EXERCISE AIM -> Reading the listing below, count the lines that contain the word "this" and give that count alone.

..........

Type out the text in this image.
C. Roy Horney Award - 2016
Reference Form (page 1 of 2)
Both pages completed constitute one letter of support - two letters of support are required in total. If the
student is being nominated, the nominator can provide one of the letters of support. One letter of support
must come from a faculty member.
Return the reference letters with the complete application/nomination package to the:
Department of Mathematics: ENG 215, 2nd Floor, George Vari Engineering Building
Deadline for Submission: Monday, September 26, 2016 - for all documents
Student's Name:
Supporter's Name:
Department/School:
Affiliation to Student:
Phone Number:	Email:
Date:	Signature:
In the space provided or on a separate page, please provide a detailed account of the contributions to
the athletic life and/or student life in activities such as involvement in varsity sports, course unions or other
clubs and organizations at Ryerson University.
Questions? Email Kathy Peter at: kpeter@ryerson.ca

..........

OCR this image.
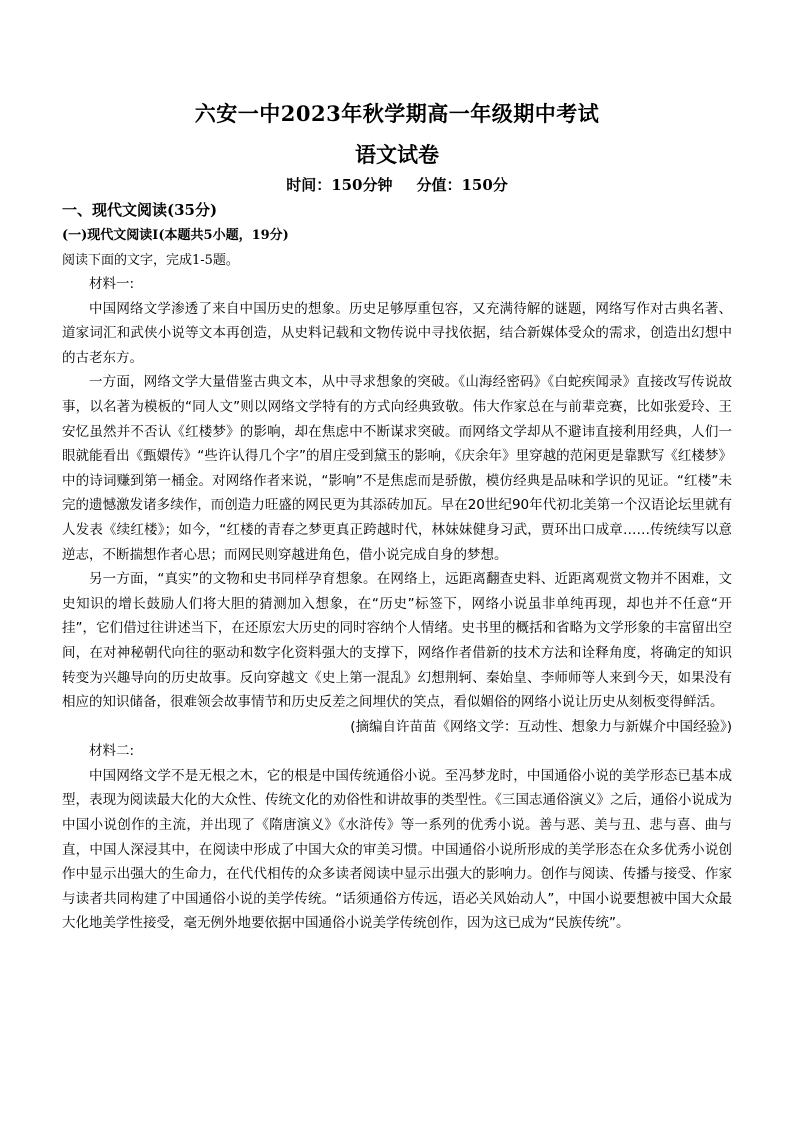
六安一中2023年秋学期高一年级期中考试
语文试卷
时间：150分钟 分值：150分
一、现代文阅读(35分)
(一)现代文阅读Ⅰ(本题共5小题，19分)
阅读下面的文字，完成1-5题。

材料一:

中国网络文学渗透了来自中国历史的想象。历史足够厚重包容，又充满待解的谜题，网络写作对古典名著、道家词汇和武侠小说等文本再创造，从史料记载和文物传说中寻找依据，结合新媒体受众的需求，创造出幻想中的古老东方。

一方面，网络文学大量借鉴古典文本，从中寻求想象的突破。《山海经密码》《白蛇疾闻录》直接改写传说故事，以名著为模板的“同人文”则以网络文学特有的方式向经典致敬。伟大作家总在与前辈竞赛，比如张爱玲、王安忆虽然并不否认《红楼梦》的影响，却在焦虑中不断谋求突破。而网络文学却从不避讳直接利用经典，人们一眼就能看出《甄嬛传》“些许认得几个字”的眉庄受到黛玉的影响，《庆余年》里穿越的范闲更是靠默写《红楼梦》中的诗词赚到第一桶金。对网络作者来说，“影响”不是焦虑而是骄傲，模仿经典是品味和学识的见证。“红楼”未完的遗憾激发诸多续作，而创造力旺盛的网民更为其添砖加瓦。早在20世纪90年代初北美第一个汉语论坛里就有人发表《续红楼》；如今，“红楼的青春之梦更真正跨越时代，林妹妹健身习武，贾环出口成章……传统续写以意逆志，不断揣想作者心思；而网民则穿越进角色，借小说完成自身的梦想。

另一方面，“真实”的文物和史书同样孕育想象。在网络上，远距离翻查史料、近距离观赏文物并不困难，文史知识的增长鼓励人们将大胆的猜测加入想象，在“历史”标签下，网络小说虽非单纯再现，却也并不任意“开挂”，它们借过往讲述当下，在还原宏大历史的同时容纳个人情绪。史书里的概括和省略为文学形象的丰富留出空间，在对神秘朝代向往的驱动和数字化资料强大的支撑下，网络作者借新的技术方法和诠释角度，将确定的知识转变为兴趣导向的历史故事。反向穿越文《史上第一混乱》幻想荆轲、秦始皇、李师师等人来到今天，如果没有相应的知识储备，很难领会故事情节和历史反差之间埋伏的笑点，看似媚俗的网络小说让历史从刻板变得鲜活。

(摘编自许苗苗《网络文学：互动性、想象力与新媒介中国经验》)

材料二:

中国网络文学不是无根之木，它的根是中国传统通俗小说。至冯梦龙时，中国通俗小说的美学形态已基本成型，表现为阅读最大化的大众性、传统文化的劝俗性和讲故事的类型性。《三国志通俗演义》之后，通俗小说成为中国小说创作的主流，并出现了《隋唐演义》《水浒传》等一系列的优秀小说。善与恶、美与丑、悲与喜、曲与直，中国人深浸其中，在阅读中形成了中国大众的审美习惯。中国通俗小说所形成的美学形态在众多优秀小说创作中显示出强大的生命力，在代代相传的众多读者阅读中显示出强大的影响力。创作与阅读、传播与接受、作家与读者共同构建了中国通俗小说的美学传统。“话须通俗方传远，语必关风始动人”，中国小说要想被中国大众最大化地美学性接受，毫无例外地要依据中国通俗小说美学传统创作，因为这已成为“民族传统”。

..........

WORKED ANSWER -> 2